▶ _DATA FOR THIS TASK_:
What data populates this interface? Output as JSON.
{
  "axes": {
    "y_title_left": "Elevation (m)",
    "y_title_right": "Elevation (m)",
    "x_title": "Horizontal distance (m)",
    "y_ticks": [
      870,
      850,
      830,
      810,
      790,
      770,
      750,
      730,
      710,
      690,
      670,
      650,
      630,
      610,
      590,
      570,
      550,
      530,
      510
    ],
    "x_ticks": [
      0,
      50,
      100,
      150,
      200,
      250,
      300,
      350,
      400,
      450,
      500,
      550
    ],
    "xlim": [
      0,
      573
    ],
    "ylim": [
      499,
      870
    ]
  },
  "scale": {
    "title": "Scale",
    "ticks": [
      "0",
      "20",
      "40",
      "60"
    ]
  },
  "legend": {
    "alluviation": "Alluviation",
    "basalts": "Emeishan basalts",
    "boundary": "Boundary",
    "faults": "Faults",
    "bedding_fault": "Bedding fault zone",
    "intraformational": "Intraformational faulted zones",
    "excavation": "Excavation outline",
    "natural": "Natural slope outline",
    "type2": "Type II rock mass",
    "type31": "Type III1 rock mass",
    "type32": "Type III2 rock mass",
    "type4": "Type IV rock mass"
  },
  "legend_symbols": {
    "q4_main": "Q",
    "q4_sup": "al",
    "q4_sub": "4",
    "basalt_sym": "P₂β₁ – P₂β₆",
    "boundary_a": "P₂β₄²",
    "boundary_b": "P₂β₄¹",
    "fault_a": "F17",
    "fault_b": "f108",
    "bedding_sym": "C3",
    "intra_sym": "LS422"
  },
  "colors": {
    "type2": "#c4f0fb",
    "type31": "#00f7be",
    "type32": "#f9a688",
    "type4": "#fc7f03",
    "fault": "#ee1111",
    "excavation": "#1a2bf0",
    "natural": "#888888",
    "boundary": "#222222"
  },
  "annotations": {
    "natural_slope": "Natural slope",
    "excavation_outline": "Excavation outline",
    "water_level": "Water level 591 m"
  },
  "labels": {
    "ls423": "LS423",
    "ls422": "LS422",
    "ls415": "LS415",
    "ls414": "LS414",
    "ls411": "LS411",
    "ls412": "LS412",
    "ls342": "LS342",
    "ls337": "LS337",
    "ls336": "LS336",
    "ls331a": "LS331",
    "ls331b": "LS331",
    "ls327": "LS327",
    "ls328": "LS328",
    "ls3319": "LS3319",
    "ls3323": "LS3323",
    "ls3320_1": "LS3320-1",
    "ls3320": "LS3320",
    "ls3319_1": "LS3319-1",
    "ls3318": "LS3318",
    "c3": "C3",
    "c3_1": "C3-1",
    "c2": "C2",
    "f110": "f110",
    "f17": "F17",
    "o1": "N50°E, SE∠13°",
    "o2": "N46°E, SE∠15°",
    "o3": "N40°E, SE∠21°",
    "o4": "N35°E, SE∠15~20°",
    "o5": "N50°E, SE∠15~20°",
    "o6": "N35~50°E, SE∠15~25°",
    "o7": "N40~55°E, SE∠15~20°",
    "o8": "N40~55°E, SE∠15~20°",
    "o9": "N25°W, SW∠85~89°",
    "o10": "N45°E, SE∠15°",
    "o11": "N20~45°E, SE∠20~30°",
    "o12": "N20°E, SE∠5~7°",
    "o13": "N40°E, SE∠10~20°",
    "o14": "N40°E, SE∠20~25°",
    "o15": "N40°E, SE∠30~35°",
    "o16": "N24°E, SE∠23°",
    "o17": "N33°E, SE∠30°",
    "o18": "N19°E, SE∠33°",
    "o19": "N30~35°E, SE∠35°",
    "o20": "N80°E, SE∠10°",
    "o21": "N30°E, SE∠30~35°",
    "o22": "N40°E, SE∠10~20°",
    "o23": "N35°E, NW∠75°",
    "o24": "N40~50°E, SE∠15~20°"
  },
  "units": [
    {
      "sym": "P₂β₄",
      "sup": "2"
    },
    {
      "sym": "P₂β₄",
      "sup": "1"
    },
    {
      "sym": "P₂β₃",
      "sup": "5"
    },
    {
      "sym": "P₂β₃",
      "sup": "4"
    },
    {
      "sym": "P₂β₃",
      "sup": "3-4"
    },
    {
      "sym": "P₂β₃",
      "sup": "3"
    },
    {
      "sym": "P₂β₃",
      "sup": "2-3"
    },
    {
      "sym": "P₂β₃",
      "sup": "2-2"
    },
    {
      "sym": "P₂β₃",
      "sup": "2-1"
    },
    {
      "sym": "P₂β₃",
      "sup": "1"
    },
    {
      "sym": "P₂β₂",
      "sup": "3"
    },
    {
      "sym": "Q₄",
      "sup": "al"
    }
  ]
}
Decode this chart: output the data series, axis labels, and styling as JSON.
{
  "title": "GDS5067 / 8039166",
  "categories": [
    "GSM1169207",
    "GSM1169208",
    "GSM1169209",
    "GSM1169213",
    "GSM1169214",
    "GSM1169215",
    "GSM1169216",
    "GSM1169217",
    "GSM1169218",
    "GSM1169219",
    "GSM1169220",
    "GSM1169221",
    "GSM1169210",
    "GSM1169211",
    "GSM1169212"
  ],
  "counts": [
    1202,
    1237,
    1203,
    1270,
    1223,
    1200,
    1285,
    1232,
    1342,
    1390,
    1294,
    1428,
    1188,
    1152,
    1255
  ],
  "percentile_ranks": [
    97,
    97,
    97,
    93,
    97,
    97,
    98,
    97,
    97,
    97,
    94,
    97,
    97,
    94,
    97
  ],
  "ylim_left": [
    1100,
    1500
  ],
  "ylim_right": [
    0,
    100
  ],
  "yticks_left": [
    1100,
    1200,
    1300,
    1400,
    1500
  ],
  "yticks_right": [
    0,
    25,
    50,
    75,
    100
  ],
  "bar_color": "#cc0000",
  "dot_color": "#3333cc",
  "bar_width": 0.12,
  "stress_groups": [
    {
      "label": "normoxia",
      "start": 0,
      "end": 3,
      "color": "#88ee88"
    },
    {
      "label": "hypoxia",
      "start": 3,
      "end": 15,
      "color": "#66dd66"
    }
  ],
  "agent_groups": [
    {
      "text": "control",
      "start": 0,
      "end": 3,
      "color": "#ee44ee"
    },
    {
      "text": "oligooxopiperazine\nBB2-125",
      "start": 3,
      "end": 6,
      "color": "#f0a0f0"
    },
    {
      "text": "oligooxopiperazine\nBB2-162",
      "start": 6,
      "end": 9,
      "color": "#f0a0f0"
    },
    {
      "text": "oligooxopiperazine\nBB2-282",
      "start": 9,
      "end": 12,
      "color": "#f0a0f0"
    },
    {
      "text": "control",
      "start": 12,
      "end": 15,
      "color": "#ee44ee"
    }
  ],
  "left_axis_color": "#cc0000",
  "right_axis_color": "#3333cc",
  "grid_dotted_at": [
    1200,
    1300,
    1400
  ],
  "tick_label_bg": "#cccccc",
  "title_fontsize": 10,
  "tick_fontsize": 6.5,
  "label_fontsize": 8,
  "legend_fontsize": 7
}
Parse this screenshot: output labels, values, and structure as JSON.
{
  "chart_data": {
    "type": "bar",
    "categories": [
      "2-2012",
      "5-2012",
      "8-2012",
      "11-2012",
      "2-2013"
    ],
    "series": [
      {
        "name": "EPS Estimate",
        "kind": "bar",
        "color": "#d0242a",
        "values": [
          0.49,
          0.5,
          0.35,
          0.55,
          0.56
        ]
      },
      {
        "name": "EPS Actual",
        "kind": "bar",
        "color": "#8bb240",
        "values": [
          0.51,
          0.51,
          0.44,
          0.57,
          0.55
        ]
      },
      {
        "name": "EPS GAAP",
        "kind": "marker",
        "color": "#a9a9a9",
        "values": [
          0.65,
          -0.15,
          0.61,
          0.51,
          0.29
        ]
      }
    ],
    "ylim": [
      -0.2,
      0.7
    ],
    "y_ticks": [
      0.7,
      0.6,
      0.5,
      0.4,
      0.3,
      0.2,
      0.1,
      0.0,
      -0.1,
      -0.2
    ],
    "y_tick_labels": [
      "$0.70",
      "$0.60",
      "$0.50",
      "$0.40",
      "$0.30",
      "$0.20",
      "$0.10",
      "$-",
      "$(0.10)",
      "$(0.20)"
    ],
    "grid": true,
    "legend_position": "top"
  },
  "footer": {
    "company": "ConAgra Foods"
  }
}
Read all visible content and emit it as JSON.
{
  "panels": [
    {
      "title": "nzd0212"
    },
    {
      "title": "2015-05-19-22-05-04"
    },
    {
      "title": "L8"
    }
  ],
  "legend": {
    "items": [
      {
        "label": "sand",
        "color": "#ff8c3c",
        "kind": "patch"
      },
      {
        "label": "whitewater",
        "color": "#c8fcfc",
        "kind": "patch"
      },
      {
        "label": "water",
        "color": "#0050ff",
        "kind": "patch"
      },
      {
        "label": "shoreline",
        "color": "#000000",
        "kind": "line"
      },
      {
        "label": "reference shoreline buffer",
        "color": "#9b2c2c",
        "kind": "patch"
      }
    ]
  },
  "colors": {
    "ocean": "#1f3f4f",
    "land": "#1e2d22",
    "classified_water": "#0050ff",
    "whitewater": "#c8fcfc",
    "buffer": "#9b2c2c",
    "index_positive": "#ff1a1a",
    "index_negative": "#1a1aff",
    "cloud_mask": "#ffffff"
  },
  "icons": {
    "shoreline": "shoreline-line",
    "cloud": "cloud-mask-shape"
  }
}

▶ _REQUIREMENTS_:
Search the records for the word "oligooxopiperazine". Copy every line that has it.

▶ _THE COMPLETED TASK_:
      "text": "oligooxopiperazine\nBB2-125",
      "text": "oligooxopiperazine\nBB2-162",
      "text": "oligooxopiperazine\nBB2-282",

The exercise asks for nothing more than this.